PROBLEM>
Output the material below in full, exactly as it is.
** start of ITEMS **
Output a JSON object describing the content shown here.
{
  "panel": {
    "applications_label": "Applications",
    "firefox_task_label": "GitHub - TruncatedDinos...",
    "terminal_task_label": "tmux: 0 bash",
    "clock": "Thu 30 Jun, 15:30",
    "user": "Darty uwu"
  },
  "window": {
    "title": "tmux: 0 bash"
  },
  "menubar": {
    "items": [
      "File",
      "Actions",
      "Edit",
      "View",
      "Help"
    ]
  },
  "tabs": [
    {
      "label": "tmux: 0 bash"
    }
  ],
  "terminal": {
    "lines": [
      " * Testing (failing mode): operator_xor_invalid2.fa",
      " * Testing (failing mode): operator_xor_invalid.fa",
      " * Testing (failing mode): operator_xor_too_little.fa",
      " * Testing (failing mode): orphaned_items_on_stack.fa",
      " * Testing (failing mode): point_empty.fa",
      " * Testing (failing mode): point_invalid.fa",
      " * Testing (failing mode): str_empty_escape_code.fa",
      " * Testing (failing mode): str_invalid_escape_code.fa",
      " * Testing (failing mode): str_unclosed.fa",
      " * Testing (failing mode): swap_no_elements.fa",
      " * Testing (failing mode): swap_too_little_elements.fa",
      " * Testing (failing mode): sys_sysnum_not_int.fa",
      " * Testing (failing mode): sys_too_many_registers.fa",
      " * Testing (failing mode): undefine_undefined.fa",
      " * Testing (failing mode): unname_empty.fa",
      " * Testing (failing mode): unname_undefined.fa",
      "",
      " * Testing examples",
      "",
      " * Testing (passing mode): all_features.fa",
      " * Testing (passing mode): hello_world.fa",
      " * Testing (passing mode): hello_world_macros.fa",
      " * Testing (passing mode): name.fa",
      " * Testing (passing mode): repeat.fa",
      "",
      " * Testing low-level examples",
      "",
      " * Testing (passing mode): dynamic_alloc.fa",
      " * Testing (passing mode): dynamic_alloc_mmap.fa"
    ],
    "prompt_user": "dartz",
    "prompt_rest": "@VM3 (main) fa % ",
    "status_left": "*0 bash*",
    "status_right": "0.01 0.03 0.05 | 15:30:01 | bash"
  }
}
** end of ITEMS **
SOLVED EXERCISE>
Output a JSON object describing the content shown here.
{
  "panel": {
    "applications_label": "Applications",
    "firefox_task_label": "GitHub - TruncatedDinos...",
    "terminal_task_label": "tmux: 0 bash",
    "clock": "Thu 30 Jun, 15:30",
    "user": "Darty uwu"
  },
  "window": {
    "title": "tmux: 0 bash"
  },
  "menubar": {
    "items": [
      "File",
      "Actions",
      "Edit",
      "View",
      "Help"
    ]
  },
  "tabs": [
    {
      "label": "tmux: 0 bash"
    }
  ],
  "terminal": {
    "lines": [
      " * Testing (failing mode): operator_xor_invalid2.fa",
      " * Testing (failing mode): operator_xor_invalid.fa",
      " * Testing (failing mode): operator_xor_too_little.fa",
      " * Testing (failing mode): orphaned_items_on_stack.fa",
      " * Testing (failing mode): point_empty.fa",
      " * Testing (failing mode): point_invalid.fa",
      " * Testing (failing mode): str_empty_escape_code.fa",
      " * Testing (failing mode): str_invalid_escape_code.fa",
      " * Testing (failing mode): str_unclosed.fa",
      " * Testing (failing mode): swap_no_elements.fa",
      " * Testing (failing mode): swap_too_little_elements.fa",
      " * Testing (failing mode): sys_sysnum_not_int.fa",
      " * Testing (failing mode): sys_too_many_registers.fa",
      " * Testing (failing mode): undefine_undefined.fa",
      " * Testing (failing mode): unname_empty.fa",
      " * Testing (failing mode): unname_undefined.fa",
      "",
      " * Testing examples",
      "",
      " * Testing (passing mode): all_features.fa",
      " * Testing (passing mode): hello_world.fa",
      " * Testing (passing mode): hello_world_macros.fa",
      " * Testing (passing mode): name.fa",
      " * Testing (passing mode): repeat.fa",
      "",
      " * Testing low-level examples",
      "",
      " * Testing (passing mode): dynamic_alloc.fa",
      " * Testing (passing mode): dynamic_alloc_mmap.fa"
    ],
    "prompt_user": "dartz",
    "prompt_rest": "@VM3 (main) fa % ",
    "status_left": "*0 bash*",
    "status_right": "0.01 0.03 0.05 | 15:30:01 | bash"
  }
}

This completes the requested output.